*Task requirements*: Below are records; print only the lines from the line containing "Extract the structured" to the end, both included, reproduced exactly and without the pictures.

*Provided entries*:
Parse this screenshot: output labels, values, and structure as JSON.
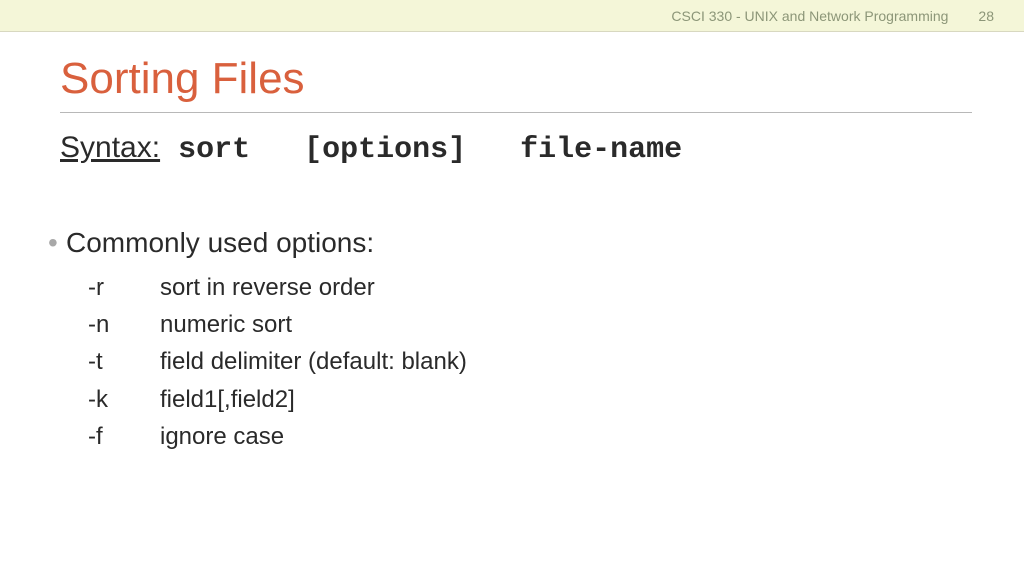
{
  "header": {
    "course": "CSCI 330 - UNIX and Network Programming",
    "page": "28"
  },
  "title": "Sorting Files",
  "syntax": {
    "label": "Syntax:",
    "code": " sort   [options]   file-name"
  },
  "bullet": {
    "marker": "•",
    "heading": "Commonly used options:"
  },
  "options": [
    {
      "flag": "-r",
      "desc": "sort in reverse order"
    },
    {
      "flag": "-n",
      "desc": "numeric sort"
    },
    {
      "flag": "-t",
      "desc": "field delimiter (default: blank)"
    },
    {
      "flag": "-k",
      "desc": "field1[,field2]"
    },
    {
      "flag": "-f",
      "desc": "ignore case"
    }
  ]
}
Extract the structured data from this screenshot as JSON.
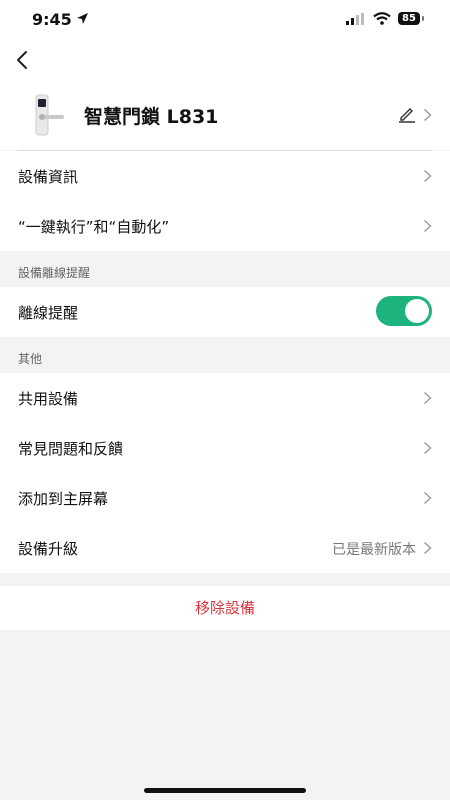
{
  "status_bar": {
    "time": "9:45",
    "battery": "85"
  },
  "device": {
    "name": "智慧門鎖 L831"
  },
  "rows_top": [
    {
      "label": "設備資訊"
    },
    {
      "label": "“一鍵執行”和“自動化”"
    }
  ],
  "offline_section": {
    "title": "設備離線提醒",
    "row_label": "離線提醒",
    "toggle_on": true
  },
  "other_section": {
    "title": "其他",
    "items": [
      {
        "label": "共用設備"
      },
      {
        "label": "常見問題和反饋"
      },
      {
        "label": "添加到主屏幕"
      },
      {
        "label": "設備升級",
        "value": "已是最新版本"
      }
    ]
  },
  "remove_label": "移除設備",
  "colors": {
    "accent_green": "#1cb37c",
    "danger_red": "#d9363e"
  }
}
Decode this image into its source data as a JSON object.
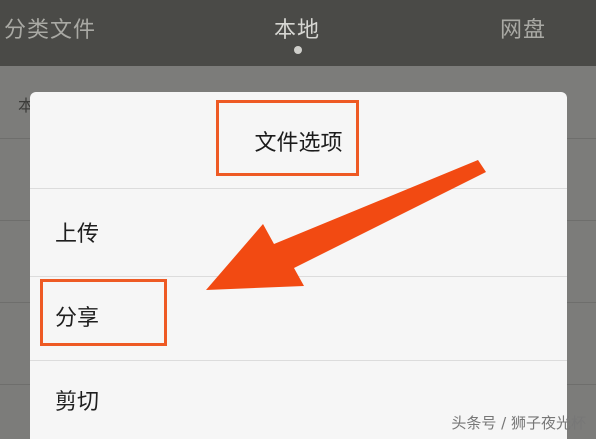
{
  "tabs": [
    {
      "label": "分类文件"
    },
    {
      "label": "本地"
    },
    {
      "label": "网盘"
    }
  ],
  "background_list": {
    "first_item_label": "本"
  },
  "dialog": {
    "title": "文件选项",
    "items": [
      {
        "label": "上传"
      },
      {
        "label": "分享"
      },
      {
        "label": "剪切"
      }
    ]
  },
  "highlight_color": "#ee5a24",
  "arrow": {
    "color": "#f24a12",
    "icon": "arrow-icon"
  },
  "watermark": "头条号 / 狮子夜光杯"
}
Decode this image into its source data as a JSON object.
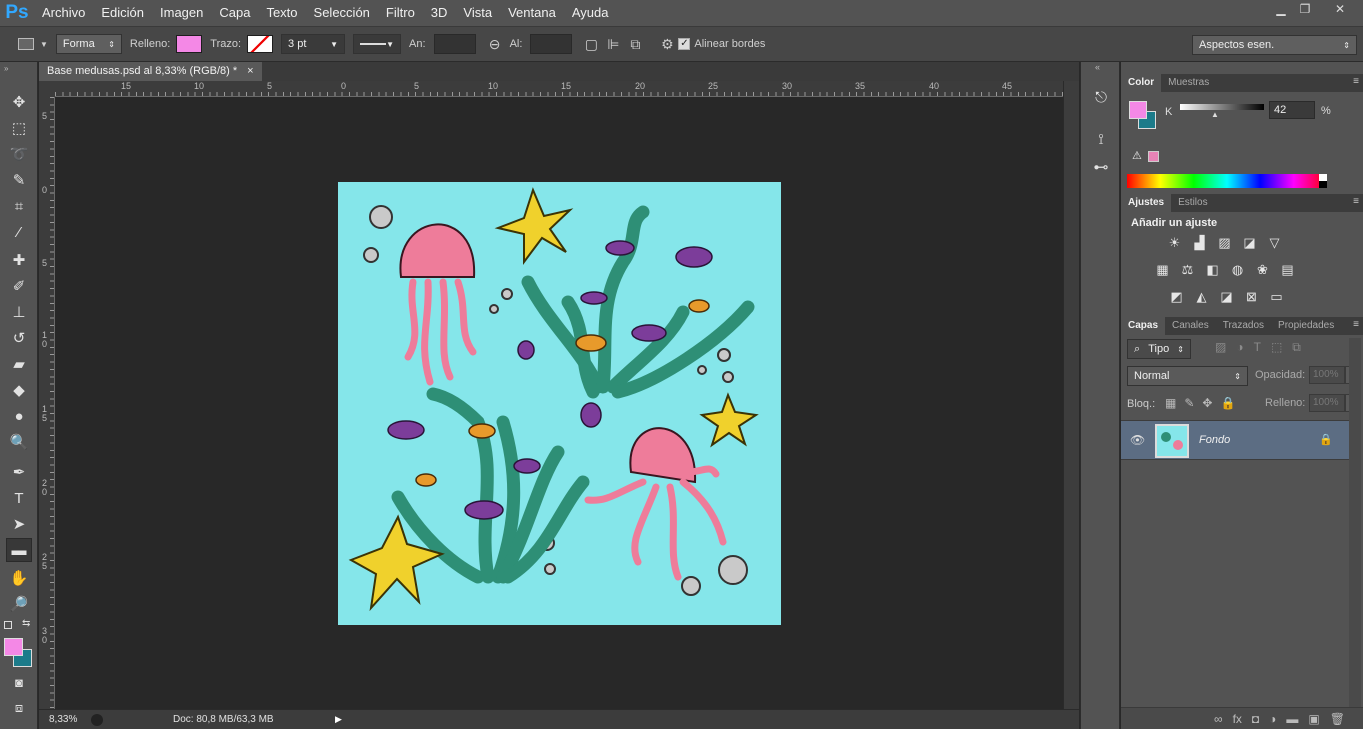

*Exercise result*:
Extract the structured data from this screenshot as JSON.
{
  "status_bar": {
    "time": "9:45",
    "battery": "85"
  },
  "device": {
    "name": "智慧門鎖 L831"
  },
  "rows_top": [
    {
      "label": "設備資訊"
    },
    {
      "label": "“一鍵執行”和“自動化”"
    }
  ],
  "offline_section": {
    "title": "設備離線提醒",
    "row_label": "離線提醒",
    "toggle_on": true
  },
  "other_section": {
    "title": "其他",
    "items": [
      {
        "label": "共用設備"
      },
      {
        "label": "常見問題和反饋"
      },
      {
        "label": "添加到主屏幕"
      },
      {
        "label": "設備升級",
        "value": "已是最新版本"
      }
    ]
  },
  "remove_label": "移除設備",
  "colors": {
    "accent_green": "#1cb37c",
    "danger_red": "#d9363e"
  }
}
Decode this image into its source data as a JSON object.
{
  "tabs": [
    {
      "label": "分类文件"
    },
    {
      "label": "本地"
    },
    {
      "label": "网盘"
    }
  ],
  "background_list": {
    "first_item_label": "本"
  },
  "dialog": {
    "title": "文件选项",
    "items": [
      {
        "label": "上传"
      },
      {
        "label": "分享"
      },
      {
        "label": "剪切"
      }
    ]
  },
  "highlight_color": "#ee5a24",
  "arrow": {
    "color": "#f24a12",
    "icon": "arrow-icon"
  },
  "watermark": "头条号 / 狮子夜光杯"
}
Decode this image into its source data as a JSON object.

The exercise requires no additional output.